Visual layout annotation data
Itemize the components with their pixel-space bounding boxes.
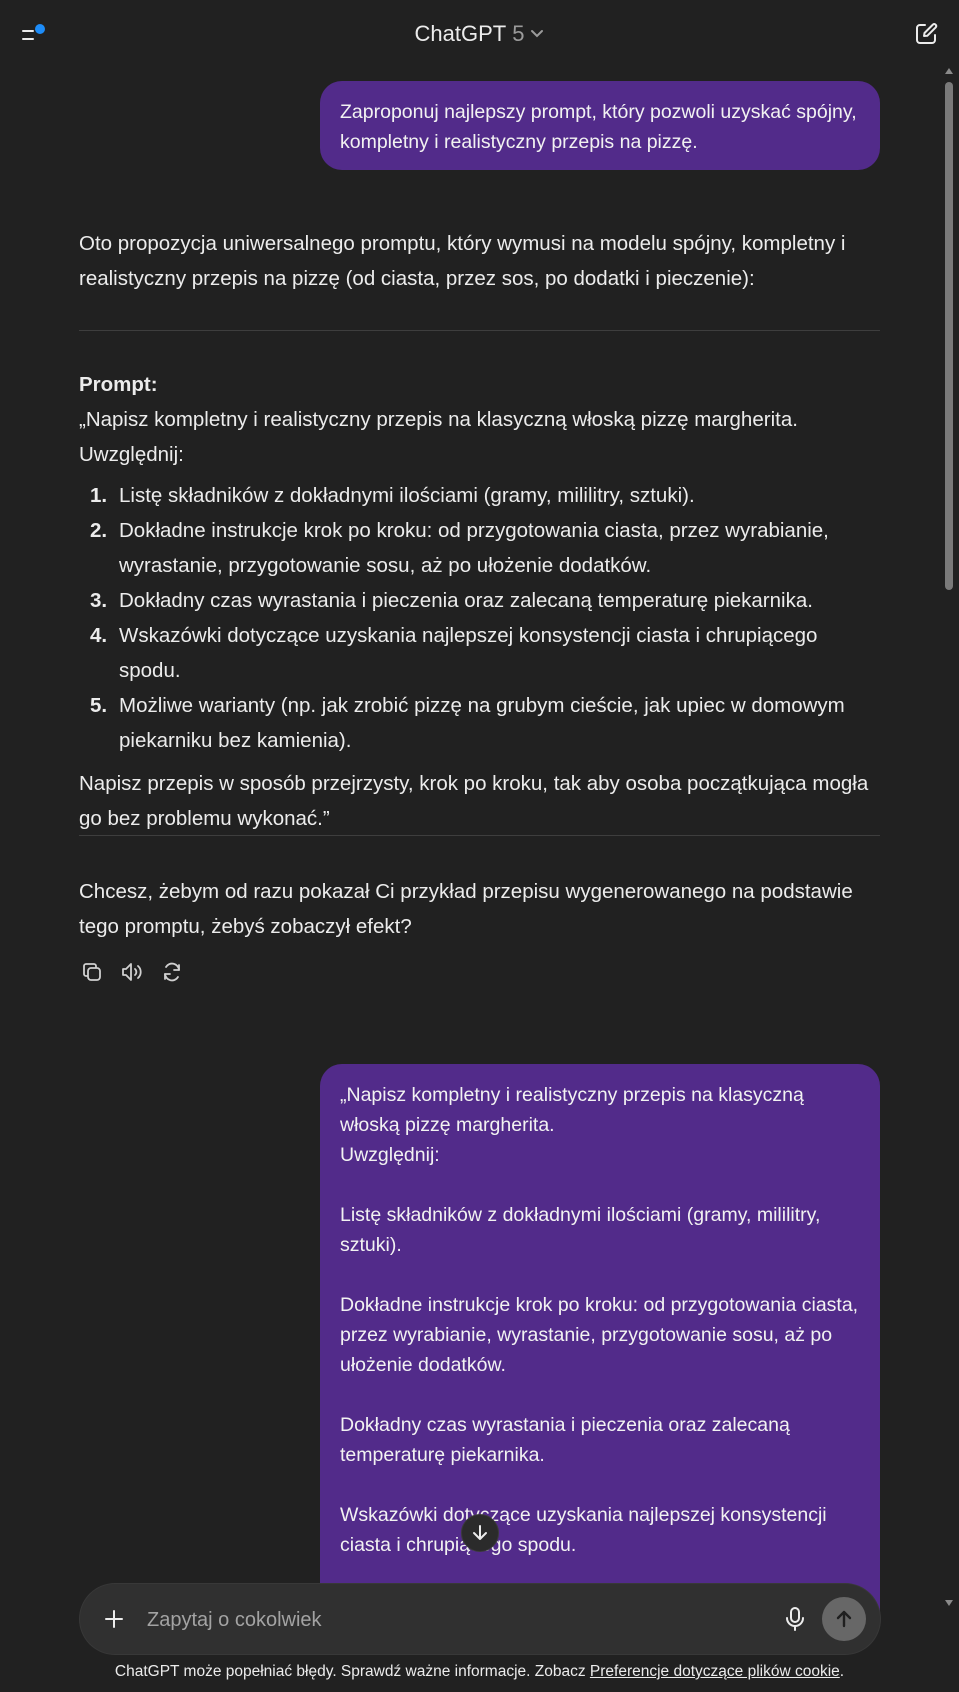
- user-message-paragraph: Wskazówki dotyczące uzyskania najlepszej…: [340, 1504, 827, 1556]
- list-number: 1.: [90, 484, 108, 507]
- microphone-icon[interactable]: [780, 1604, 810, 1634]
- prompt-title: Prompt:: [79, 373, 158, 396]
- send-button[interactable]: [822, 1597, 866, 1641]
- model-switcher[interactable]: ChatGPT 5: [410, 19, 550, 49]
- assistant-question-text: Chcesz, żebym od razu pokazał Ci przykła…: [79, 880, 853, 938]
- user-message-paragraph: Dokładny czas wyrastania i pieczenia ora…: [340, 1414, 790, 1466]
- speaker-icon[interactable]: [120, 958, 144, 986]
- notification-dot: [35, 24, 45, 34]
- prompt-closing: Napisz przepis w sposób przejrzysty, kro…: [79, 772, 869, 830]
- list-item: 1. Listę składników z dokładnymi ilościam…: [79, 478, 880, 513]
- arrow-up-icon: [836, 1610, 852, 1628]
- composer: [80, 1584, 880, 1654]
- assistant-intro: Oto propozycja uniwersalnego promptu, kt…: [79, 226, 880, 296]
- message-input[interactable]: [145, 1602, 689, 1638]
- plus-icon[interactable]: [100, 1605, 128, 1633]
- top-bar: ChatGPT 5: [0, 0, 959, 68]
- user-message-paragraph: Dokładne instrukcje krok po kroku: od pr…: [340, 1294, 859, 1376]
- list-item-text: Wskazówki dotyczące uzyskania najlepszej…: [119, 624, 818, 682]
- sidebar-menu-icon[interactable]: [20, 22, 50, 48]
- model-version: 5: [512, 21, 525, 46]
- user-message: Zaproponuj najlepszy prompt, który pozwo…: [320, 81, 880, 170]
- list-number: 5.: [90, 694, 108, 717]
- divider: [79, 330, 880, 331]
- list-item-text: Możliwe warianty (np. jak zrobić pizzę n…: [119, 694, 845, 752]
- list-item: 3. Dokładny czas wyrastania i pieczenia o…: [79, 583, 880, 618]
- chevron-down-icon: [531, 30, 544, 38]
- prompt-line: Uwzględnij:: [79, 443, 184, 466]
- scroll-to-bottom-button[interactable]: [461, 1514, 499, 1552]
- model-name: ChatGPT: [414, 21, 507, 46]
- message-actions: [80, 958, 184, 988]
- refresh-icon[interactable]: [160, 958, 184, 986]
- list-item: 2. Dokładne instrukcje krok po kroku: od …: [79, 513, 880, 583]
- list-item: 4. Wskazówki dotyczące uzyskania najlepsz…: [79, 618, 880, 688]
- list-item-text: Listę składników z dokładnymi ilościami …: [119, 484, 695, 507]
- user-message-paragraph: „Napisz kompletny i realistyczny przepis…: [340, 1084, 804, 1166]
- assistant-question: Chcesz, żebym od razu pokazał Ci przykła…: [79, 874, 880, 944]
- footer-disclaimer: ChatGPT może popełniać błędy. Sprawdź wa…: [0, 1663, 959, 1681]
- list-number: 4.: [90, 624, 108, 647]
- list-item-text: Dokładne instrukcje krok po kroku: od pr…: [119, 519, 829, 577]
- scrollbar-thumb[interactable]: [945, 82, 953, 590]
- footer-text: ChatGPT może popełniać błędy. Sprawdź wa…: [114, 1663, 590, 1680]
- menu-line: [22, 38, 34, 40]
- list-number: 2.: [90, 519, 108, 542]
- scroll-down-arrow[interactable]: [945, 1600, 953, 1606]
- steps-list: 1. Listę składników z dokładnymi ilościam…: [79, 478, 880, 758]
- arrow-down-icon: [473, 1525, 487, 1540]
- footer-end: .: [839, 1663, 845, 1680]
- copy-icon[interactable]: [80, 958, 104, 986]
- divider: [79, 835, 880, 836]
- user-message-paragraph: Listę składników z dokładnymi ilościami …: [340, 1204, 821, 1256]
- cookie-preferences-link[interactable]: Preferencje dotyczące plików cookie: [590, 1663, 840, 1680]
- list-number: 3.: [90, 589, 108, 612]
- assistant-intro-text: Oto propozycja uniwersalnego promptu, kt…: [79, 232, 846, 290]
- list-item: 5. Możliwe warianty (np. jak zrobić pizzę…: [79, 688, 880, 758]
- menu-line: [22, 30, 34, 32]
- scroll-up-arrow[interactable]: [945, 68, 953, 74]
- prompt-block: Prompt: „Napisz kompletny i realistyczny…: [79, 367, 880, 836]
- list-item-text: Dokładny czas wyrastania i pieczenia ora…: [119, 589, 813, 612]
- user-message: „Napisz kompletny i realistyczny przepis…: [320, 1064, 880, 1624]
- edit-icon[interactable]: [912, 20, 940, 48]
- prompt-line: „Napisz kompletny i realistyczny przepis…: [79, 408, 798, 431]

OBJECTIVE: In every one of the records above, substitute "list-index" for each occurrence of "list-number" and give all the lines again, leaving the rest unchanged. Omit the pictures from your answer.

ANSWER TO THIS EXERCISE:
Itemize the components with their pixel-space bounding boxes.
- user-message-paragraph: Wskazówki dotyczące uzyskania najlepszej…: [340, 1504, 827, 1556]
- list-index: 1.: [90, 484, 108, 507]
- microphone-icon[interactable]: [780, 1604, 810, 1634]
- prompt-title: Prompt:: [79, 373, 158, 396]
- send-button[interactable]: [822, 1597, 866, 1641]
- model-switcher[interactable]: ChatGPT 5: [410, 19, 550, 49]
- assistant-question-text: Chcesz, żebym od razu pokazał Ci przykła…: [79, 880, 853, 938]
- user-message-paragraph: Dokładny czas wyrastania i pieczenia ora…: [340, 1414, 790, 1466]
- speaker-icon[interactable]: [120, 958, 144, 986]
- notification-dot: [35, 24, 45, 34]
- prompt-closing: Napisz przepis w sposób przejrzysty, kro…: [79, 772, 869, 830]
- list-item: 1. Listę składników z dokładnymi ilościam…: [79, 478, 880, 513]
- arrow-up-icon: [836, 1610, 852, 1628]
- composer: [80, 1584, 880, 1654]
- assistant-intro: Oto propozycja uniwersalnego promptu, kt…: [79, 226, 880, 296]
- message-input[interactable]: [145, 1602, 689, 1638]
- plus-icon[interactable]: [100, 1605, 128, 1633]
- top-bar: ChatGPT 5: [0, 0, 959, 68]
- user-message-paragraph: Dokładne instrukcje krok po kroku: od pr…: [340, 1294, 859, 1376]
- list-item-text: Wskazówki dotyczące uzyskania najlepszej…: [119, 624, 818, 682]
- sidebar-menu-icon[interactable]: [20, 22, 50, 48]
- model-version: 5: [512, 21, 525, 46]
- user-message: Zaproponuj najlepszy prompt, który pozwo…: [320, 81, 880, 170]
- list-index: 5.: [90, 694, 108, 717]
- divider: [79, 330, 880, 331]
- list-item-text: Możliwe warianty (np. jak zrobić pizzę n…: [119, 694, 845, 752]
- list-item: 3. Dokładny czas wyrastania i pieczenia o…: [79, 583, 880, 618]
- chevron-down-icon: [531, 30, 544, 38]
- prompt-line: Uwzględnij:: [79, 443, 184, 466]
- scroll-to-bottom-button[interactable]: [461, 1514, 499, 1552]
- model-name: ChatGPT: [414, 21, 507, 46]
- message-actions: [80, 958, 184, 988]
- refresh-icon[interactable]: [160, 958, 184, 986]
- list-item: 2. Dokładne instrukcje krok po kroku: od …: [79, 513, 880, 583]
- list-item: 4. Wskazówki dotyczące uzyskania najlepsz…: [79, 618, 880, 688]
- list-item-text: Listę składników z dokładnymi ilościami …: [119, 484, 695, 507]
- user-message-paragraph: „Napisz kompletny i realistyczny przepis…: [340, 1084, 804, 1166]
- assistant-question: Chcesz, żebym od razu pokazał Ci przykła…: [79, 874, 880, 944]
- footer-disclaimer: ChatGPT może popełniać błędy. Sprawdź wa…: [0, 1663, 959, 1681]
- list-index: 4.: [90, 624, 108, 647]
- list-item-text: Dokładne instrukcje krok po kroku: od pr…: [119, 519, 829, 577]
- scrollbar-thumb[interactable]: [945, 82, 953, 590]
- footer-text: ChatGPT może popełniać błędy. Sprawdź wa…: [114, 1663, 590, 1680]
- menu-line: [22, 38, 34, 40]
- list-index: 2.: [90, 519, 108, 542]
- scroll-down-arrow[interactable]: [945, 1600, 953, 1606]
- steps-list: 1. Listę składników z dokładnymi ilościam…: [79, 478, 880, 758]
- arrow-down-icon: [473, 1525, 487, 1540]
- footer-end: .: [839, 1663, 845, 1680]
- copy-icon[interactable]: [80, 958, 104, 986]
- divider: [79, 835, 880, 836]
- user-message-paragraph: Listę składników z dokładnymi ilościami …: [340, 1204, 821, 1256]
- cookie-preferences-link[interactable]: Preferencje dotyczące plików cookie: [590, 1663, 840, 1680]
- list-index: 3.: [90, 589, 108, 612]
- assistant-intro-text: Oto propozycja uniwersalnego promptu, kt…: [79, 232, 846, 290]
- list-item: 5. Możliwe warianty (np. jak zrobić pizzę…: [79, 688, 880, 758]
- menu-line: [22, 30, 34, 32]
- scroll-up-arrow[interactable]: [945, 68, 953, 74]
- prompt-block: Prompt: „Napisz kompletny i realistyczny…: [79, 367, 880, 836]
- list-item-text: Dokładny czas wyrastania i pieczenia ora…: [119, 589, 813, 612]
- user-message: „Napisz kompletny i realistyczny przepis…: [320, 1064, 880, 1624]
- edit-icon[interactable]: [912, 20, 940, 48]
- prompt-line: „Napisz kompletny i realistyczny przepis…: [79, 408, 798, 431]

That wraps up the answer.